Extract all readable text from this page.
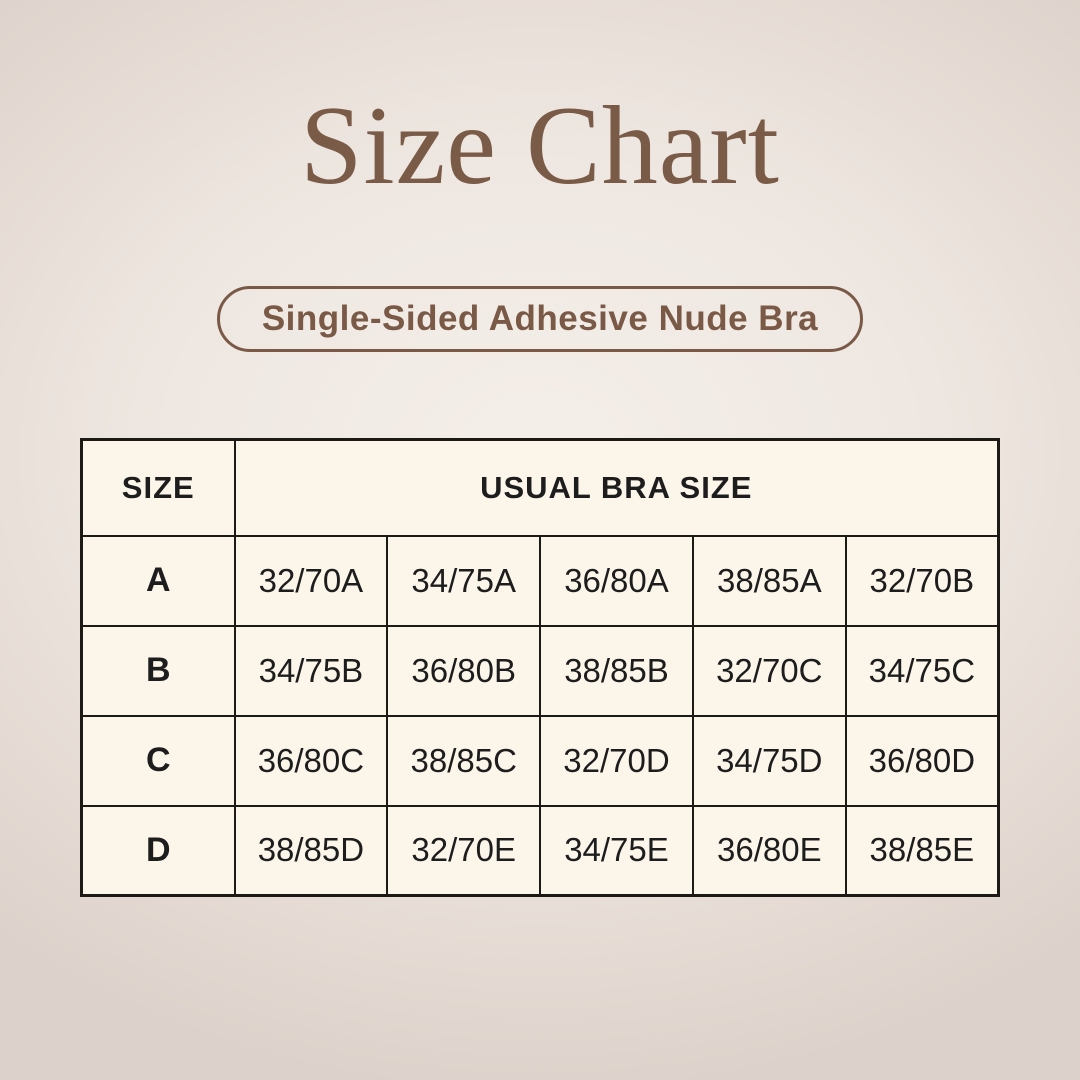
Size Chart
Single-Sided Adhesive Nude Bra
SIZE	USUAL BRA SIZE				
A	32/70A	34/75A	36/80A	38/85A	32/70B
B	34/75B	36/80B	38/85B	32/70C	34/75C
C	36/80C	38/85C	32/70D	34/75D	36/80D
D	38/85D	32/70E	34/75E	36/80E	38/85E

☆ ☆ ☆ ☆ ☆ ☆ ☆

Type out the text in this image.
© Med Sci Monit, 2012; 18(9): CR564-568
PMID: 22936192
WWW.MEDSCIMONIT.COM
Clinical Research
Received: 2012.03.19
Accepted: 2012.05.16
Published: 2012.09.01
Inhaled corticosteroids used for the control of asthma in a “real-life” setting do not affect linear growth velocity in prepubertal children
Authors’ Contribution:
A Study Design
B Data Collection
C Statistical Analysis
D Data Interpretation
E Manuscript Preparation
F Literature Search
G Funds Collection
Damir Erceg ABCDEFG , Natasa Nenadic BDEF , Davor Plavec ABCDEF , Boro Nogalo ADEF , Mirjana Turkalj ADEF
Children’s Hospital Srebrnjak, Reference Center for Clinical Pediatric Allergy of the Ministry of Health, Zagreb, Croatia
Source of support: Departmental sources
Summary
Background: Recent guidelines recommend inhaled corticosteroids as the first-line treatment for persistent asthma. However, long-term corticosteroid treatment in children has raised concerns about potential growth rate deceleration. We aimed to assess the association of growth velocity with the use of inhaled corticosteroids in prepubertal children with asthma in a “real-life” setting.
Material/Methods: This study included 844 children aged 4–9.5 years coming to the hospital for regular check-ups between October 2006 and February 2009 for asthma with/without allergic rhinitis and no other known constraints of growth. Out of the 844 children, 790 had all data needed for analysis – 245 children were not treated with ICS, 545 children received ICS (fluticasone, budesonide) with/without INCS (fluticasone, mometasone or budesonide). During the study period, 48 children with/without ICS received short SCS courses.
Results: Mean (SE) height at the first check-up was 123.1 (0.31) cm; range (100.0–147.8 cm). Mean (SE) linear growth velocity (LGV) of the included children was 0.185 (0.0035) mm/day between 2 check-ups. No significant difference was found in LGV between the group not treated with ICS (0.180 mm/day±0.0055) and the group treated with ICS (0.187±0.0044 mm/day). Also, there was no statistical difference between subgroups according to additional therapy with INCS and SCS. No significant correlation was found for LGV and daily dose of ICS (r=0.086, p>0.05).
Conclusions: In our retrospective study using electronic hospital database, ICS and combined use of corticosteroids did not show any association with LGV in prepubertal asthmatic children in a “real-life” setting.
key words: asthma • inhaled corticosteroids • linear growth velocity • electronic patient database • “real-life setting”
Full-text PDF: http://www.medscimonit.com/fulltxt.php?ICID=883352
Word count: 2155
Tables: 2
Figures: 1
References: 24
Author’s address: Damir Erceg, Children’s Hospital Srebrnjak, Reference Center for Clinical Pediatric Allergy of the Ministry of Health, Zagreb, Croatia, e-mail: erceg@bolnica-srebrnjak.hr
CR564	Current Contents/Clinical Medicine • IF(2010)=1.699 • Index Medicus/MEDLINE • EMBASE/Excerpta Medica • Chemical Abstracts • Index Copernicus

☆ ☆ ☆ ☆ ☆ ☆ ☆

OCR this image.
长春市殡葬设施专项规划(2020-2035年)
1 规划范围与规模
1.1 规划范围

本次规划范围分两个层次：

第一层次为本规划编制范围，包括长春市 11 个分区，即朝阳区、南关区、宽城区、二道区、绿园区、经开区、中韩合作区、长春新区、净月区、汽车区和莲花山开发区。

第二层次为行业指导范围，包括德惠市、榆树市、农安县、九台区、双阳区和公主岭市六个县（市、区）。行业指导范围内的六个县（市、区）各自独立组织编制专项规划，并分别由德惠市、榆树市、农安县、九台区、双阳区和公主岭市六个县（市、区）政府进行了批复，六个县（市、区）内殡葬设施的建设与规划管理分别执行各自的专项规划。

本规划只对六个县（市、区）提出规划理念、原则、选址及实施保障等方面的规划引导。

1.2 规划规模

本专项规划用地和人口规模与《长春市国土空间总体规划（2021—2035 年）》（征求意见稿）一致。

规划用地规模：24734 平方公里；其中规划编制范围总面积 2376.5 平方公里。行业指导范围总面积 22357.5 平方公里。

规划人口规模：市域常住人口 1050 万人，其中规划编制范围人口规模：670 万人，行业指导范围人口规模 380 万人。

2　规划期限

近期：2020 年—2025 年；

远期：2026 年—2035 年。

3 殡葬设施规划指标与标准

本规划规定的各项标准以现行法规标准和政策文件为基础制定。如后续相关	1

☆ ☆ ☆ ☆ ☆ ☆ ☆

Stated problem: Collect each line holding the string "image".

Completed task:
Type out the text in this image.
OCR this image.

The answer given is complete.